____ Excerpted passage
Bela Lugosi is about to wrestle with a giant, stolen, cloth octopus in freezing water.
His friend and director Ed Wood forgot the motor that makes the creature’s limbs work. So, Lugosi will, in a moment, through his old body on the ground and flap around to make it seem like he’s fighting for his life.
But first, he needs to rant.
“After I did Dracula, the studio offered me Frankenstein! But I turned it down, the part wasn’t sexy enough. It was too degrading for a big star like me,” Bela moans.
Knowing that this could go on for some time, and will probably include a section on how Boris Karloff was a no talent hack, Wood gently chides his star.
“Bela, I’ve got twenty-five scenes to shoot tonight,” Wood says.
“Don’t let me slow you down,” Lugosi replies.
It is a perfect scene in a perfect movie about people who don’t give up even when they get dashed on the rocks of life. People who don’t give up, even when maybe they should.
Tim Burton’s film, Ed Wood, is ostensibly about the infamous writer, director, and producer of notoriously bad movies, but while Wood drives the action, Burton clearly wants us to sit with aging, drug addicted, and lonely Bela Lugosi.
Lugosi, having been a movie titan, is washed up, broke and in the final stages of his life. Wood is a fan and a wannabe director who believes that Lugosi can give him a shot at Hollywood success. Their friendship gives Lugosi a chance to act and to dream again.
________
The request - From the review of the film Ed Wood, write out everything from "It is a perfect" down to "maybe they should.".
____ Dataset entries
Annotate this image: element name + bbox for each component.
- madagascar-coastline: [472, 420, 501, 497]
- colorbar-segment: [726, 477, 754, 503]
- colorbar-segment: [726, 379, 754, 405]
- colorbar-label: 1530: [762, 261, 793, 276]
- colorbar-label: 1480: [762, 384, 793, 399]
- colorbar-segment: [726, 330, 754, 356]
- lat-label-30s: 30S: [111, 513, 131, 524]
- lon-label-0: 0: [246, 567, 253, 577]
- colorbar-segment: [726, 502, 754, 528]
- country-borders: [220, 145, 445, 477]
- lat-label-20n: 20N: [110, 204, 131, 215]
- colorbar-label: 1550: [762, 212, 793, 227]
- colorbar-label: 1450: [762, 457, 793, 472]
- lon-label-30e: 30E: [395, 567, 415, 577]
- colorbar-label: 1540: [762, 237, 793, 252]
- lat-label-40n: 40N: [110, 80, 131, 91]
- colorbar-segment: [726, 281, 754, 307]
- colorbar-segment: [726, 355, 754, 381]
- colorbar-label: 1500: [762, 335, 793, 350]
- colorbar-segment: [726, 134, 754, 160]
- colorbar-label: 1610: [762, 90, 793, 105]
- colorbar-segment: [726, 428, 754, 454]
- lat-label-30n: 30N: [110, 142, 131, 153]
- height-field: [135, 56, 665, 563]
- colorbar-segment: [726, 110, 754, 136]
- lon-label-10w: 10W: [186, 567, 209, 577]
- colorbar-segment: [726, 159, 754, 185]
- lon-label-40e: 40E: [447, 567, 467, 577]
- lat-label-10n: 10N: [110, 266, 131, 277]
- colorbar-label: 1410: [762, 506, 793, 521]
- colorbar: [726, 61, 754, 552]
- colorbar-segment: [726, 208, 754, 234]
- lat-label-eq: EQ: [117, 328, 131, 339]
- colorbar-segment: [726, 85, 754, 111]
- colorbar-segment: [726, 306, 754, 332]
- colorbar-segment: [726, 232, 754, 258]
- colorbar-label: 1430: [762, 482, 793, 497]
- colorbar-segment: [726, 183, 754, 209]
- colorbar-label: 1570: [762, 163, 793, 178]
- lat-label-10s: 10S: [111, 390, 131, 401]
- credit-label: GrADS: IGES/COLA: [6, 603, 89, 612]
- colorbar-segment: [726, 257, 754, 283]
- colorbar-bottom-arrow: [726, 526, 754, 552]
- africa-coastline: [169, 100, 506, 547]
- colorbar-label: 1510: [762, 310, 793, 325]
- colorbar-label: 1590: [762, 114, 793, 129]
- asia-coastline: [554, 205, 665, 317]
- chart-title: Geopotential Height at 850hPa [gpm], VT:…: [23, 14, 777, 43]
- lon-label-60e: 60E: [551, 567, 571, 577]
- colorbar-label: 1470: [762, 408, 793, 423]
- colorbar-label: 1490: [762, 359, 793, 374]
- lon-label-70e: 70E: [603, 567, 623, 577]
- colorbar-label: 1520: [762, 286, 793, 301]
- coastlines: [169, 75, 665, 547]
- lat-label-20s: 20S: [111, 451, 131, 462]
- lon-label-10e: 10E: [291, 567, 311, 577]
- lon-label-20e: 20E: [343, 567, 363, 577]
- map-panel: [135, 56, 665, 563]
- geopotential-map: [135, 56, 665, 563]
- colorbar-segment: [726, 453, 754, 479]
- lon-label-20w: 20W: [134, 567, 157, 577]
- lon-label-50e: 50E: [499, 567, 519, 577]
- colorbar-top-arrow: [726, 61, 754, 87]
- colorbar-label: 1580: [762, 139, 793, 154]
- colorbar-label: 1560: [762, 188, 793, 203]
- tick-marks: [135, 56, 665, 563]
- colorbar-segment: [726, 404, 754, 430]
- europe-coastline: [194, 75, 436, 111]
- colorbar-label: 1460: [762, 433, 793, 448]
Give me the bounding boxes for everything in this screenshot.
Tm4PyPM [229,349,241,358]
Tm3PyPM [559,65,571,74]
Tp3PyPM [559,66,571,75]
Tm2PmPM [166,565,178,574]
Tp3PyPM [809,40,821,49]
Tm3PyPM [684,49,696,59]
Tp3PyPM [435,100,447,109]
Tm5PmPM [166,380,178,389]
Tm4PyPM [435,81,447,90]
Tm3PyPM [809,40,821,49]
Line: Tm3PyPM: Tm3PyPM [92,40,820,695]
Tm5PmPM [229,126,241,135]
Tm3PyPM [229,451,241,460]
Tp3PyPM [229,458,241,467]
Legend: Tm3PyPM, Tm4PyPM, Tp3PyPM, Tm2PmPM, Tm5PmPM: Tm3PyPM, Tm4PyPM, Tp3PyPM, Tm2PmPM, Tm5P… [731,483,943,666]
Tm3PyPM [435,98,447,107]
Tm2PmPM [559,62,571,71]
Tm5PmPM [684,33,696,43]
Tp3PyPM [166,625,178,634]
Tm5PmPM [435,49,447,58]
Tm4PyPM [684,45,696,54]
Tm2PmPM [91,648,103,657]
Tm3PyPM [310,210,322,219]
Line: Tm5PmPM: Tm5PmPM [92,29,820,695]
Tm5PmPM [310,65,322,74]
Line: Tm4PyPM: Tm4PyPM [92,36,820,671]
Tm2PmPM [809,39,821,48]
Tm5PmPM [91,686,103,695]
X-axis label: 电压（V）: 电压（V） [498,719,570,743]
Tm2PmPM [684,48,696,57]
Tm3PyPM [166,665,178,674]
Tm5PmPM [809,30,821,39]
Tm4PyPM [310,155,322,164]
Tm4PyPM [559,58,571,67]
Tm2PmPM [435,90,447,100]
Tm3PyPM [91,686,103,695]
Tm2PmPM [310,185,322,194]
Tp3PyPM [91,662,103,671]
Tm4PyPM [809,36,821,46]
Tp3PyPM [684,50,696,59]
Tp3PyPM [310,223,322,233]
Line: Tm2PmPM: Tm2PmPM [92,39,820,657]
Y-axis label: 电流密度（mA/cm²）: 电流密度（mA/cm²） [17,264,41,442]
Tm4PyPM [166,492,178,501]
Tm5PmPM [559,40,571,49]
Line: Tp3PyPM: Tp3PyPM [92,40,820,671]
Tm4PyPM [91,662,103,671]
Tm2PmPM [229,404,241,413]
________
Solved problem -
It is a perfect scene in a perfect movie about people who don’t give up even when they get dashed on the rocks of life. People who don’t give up, even when maybe they should.